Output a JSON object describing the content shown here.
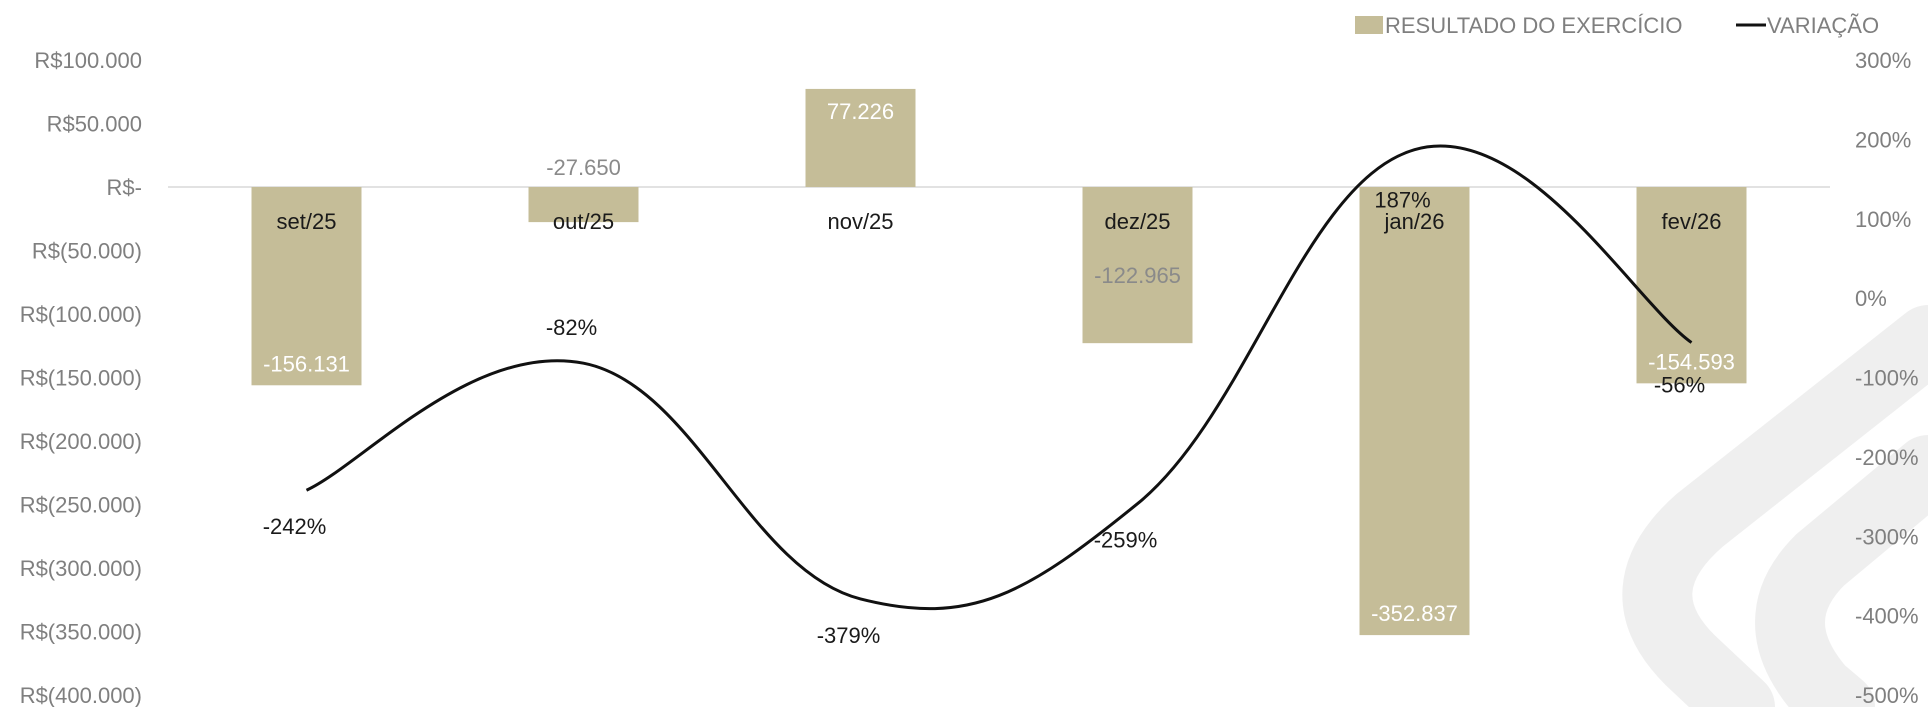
{
  "chart_data": {
    "type": "bar",
    "categories": [
      "set/25",
      "out/25",
      "nov/25",
      "dez/25",
      "jan/26",
      "fev/26"
    ],
    "series": [
      {
        "name": "RESULTADO DO EXERCÍCIO",
        "type": "bar",
        "axis": "left",
        "values": [
          -156131,
          -27650,
          77226,
          -122965,
          -352837,
          -154593
        ],
        "value_labels": [
          "-156.131",
          "-27.650",
          "77.226",
          "-122.965",
          "-352.837",
          "-154.593"
        ],
        "color": "#c5bd98"
      },
      {
        "name": "VARIAÇÃO",
        "type": "line",
        "axis": "right",
        "values": [
          -242,
          -82,
          -379,
          -259,
          187,
          -56
        ],
        "value_labels": [
          "-242%",
          "-82%",
          "-379%",
          "-259%",
          "187%",
          "-56%"
        ],
        "color": "#111111"
      }
    ],
    "y_left": {
      "ylim": [
        -400000,
        100000
      ],
      "ticks": [
        100000,
        50000,
        0,
        -50000,
        -100000,
        -150000,
        -200000,
        -250000,
        -300000,
        -350000,
        -400000
      ],
      "tick_labels": [
        "R$100.000",
        "R$50.000",
        "R$-",
        "R$(50.000)",
        "R$(100.000)",
        "R$(150.000)",
        "R$(200.000)",
        "R$(250.000)",
        "R$(300.000)",
        "R$(350.000)",
        "R$(400.000)"
      ]
    },
    "y_right": {
      "ylim": [
        -500,
        300
      ],
      "ticks": [
        300,
        200,
        100,
        0,
        -100,
        -200,
        -300,
        -400,
        -500
      ],
      "tick_labels": [
        "300%",
        "200%",
        "100%",
        "0%",
        "-100%",
        "-200%",
        "-300%",
        "-400%",
        "-500%"
      ]
    },
    "legend": {
      "position": "top-right",
      "items": [
        {
          "label": "RESULTADO DO EXERCÍCIO",
          "marker": "square",
          "color": "#c5bd98"
        },
        {
          "label": "VARIAÇÃO",
          "marker": "line",
          "color": "#111111"
        }
      ]
    },
    "grid": false,
    "zero_line": true
  }
}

DIRECTION: Write out the listing word for word, omitting the pictures it holds.

WRITTEN ANSWER:
Output a JSON object describing the content shown here.
{
  "chart_data": {
    "type": "bar",
    "categories": [
      "set/25",
      "out/25",
      "nov/25",
      "dez/25",
      "jan/26",
      "fev/26"
    ],
    "series": [
      {
        "name": "RESULTADO DO EXERCÍCIO",
        "type": "bar",
        "axis": "left",
        "values": [
          -156131,
          -27650,
          77226,
          -122965,
          -352837,
          -154593
        ],
        "value_labels": [
          "-156.131",
          "-27.650",
          "77.226",
          "-122.965",
          "-352.837",
          "-154.593"
        ],
        "color": "#c5bd98"
      },
      {
        "name": "VARIAÇÃO",
        "type": "line",
        "axis": "right",
        "values": [
          -242,
          -82,
          -379,
          -259,
          187,
          -56
        ],
        "value_labels": [
          "-242%",
          "-82%",
          "-379%",
          "-259%",
          "187%",
          "-56%"
        ],
        "color": "#111111"
      }
    ],
    "y_left": {
      "ylim": [
        -400000,
        100000
      ],
      "ticks": [
        100000,
        50000,
        0,
        -50000,
        -100000,
        -150000,
        -200000,
        -250000,
        -300000,
        -350000,
        -400000
      ],
      "tick_labels": [
        "R$100.000",
        "R$50.000",
        "R$-",
        "R$(50.000)",
        "R$(100.000)",
        "R$(150.000)",
        "R$(200.000)",
        "R$(250.000)",
        "R$(300.000)",
        "R$(350.000)",
        "R$(400.000)"
      ]
    },
    "y_right": {
      "ylim": [
        -500,
        300
      ],
      "ticks": [
        300,
        200,
        100,
        0,
        -100,
        -200,
        -300,
        -400,
        -500
      ],
      "tick_labels": [
        "300%",
        "200%",
        "100%",
        "0%",
        "-100%",
        "-200%",
        "-300%",
        "-400%",
        "-500%"
      ]
    },
    "legend": {
      "position": "top-right",
      "items": [
        {
          "label": "RESULTADO DO EXERCÍCIO",
          "marker": "square",
          "color": "#c5bd98"
        },
        {
          "label": "VARIAÇÃO",
          "marker": "line",
          "color": "#111111"
        }
      ]
    },
    "grid": false,
    "zero_line": true
  }
}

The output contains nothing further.